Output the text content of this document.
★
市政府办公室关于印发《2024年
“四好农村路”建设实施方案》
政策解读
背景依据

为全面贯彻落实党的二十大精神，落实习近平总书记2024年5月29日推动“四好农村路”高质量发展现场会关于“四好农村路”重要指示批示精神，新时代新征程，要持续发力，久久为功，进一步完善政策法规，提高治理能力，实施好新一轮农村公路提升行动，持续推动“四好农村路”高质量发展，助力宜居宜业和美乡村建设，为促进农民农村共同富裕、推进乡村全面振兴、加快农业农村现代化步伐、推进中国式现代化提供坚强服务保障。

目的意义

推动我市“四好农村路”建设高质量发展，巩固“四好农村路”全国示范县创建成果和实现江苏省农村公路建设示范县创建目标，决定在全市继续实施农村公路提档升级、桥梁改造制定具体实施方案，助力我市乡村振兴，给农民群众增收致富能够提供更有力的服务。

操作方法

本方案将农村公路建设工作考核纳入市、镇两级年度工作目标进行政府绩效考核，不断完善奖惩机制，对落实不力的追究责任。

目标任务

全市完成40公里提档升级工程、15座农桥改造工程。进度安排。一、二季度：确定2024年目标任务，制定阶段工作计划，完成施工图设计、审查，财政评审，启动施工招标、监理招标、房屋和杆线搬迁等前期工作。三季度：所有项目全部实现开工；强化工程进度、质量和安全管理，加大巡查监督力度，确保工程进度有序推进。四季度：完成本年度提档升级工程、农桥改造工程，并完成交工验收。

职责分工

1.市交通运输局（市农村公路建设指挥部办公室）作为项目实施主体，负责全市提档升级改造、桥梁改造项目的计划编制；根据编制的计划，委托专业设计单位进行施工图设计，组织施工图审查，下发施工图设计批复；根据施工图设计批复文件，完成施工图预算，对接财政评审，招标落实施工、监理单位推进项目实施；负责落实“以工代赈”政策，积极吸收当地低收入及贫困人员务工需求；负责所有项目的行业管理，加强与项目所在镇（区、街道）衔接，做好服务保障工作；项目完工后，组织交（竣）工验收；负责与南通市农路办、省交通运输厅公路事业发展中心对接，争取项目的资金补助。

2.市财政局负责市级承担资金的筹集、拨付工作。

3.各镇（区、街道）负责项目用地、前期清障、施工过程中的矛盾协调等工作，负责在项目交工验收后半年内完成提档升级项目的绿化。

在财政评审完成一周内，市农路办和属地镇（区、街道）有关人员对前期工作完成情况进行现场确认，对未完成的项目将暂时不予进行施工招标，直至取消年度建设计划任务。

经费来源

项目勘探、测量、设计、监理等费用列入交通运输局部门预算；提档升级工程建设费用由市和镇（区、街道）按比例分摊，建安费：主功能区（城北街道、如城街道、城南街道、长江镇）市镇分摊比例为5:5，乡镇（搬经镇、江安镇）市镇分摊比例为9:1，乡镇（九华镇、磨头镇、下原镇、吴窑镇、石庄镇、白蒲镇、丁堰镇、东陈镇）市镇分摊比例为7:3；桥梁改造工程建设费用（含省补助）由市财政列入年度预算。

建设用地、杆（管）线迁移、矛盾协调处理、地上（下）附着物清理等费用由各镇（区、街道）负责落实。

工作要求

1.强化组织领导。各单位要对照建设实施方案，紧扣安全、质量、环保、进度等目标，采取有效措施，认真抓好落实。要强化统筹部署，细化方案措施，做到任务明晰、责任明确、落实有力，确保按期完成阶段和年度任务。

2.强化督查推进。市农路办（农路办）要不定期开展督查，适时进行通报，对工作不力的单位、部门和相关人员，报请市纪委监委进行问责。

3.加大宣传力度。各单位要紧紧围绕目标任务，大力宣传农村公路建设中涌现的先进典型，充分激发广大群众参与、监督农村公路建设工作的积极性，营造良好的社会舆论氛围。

▸ **OBJECTIVE**: Scan the listing above for the word "四好农村路" and show each line where it is found.

▸ **SOLUTION TO THIS TASK**:
“四好农村路”建设实施方案》
为全面贯彻落实党的二十大精神，落实习近平总书记2024年5月29日推动“四好农村路”高质量发展现场会关于“四好农村路”重要指示批示精神，新时代新征程，要持续发力，久久为功，进一步完善政策法规，提高治理能力，实施好新一轮农村公路提升行动，持续推动“四好农村路”高质量发展，助力宜居宜业和美乡村建设，为促进农民农村共同富裕、推进乡村全面振兴、加快农业农村现代化步伐、推进中国式现代化提供坚强服务保障。
推动我市“四好农村路”建设高质量发展，巩固“四好农村路”全国示范县创建成果和实现江苏省农村公路建设示范县创建目标，决定在全市继续实施农村公路提档升级、桥梁改造制定具体实施方案，助力我市乡村振兴，给农民群众增收致富能够提供更有力的服务。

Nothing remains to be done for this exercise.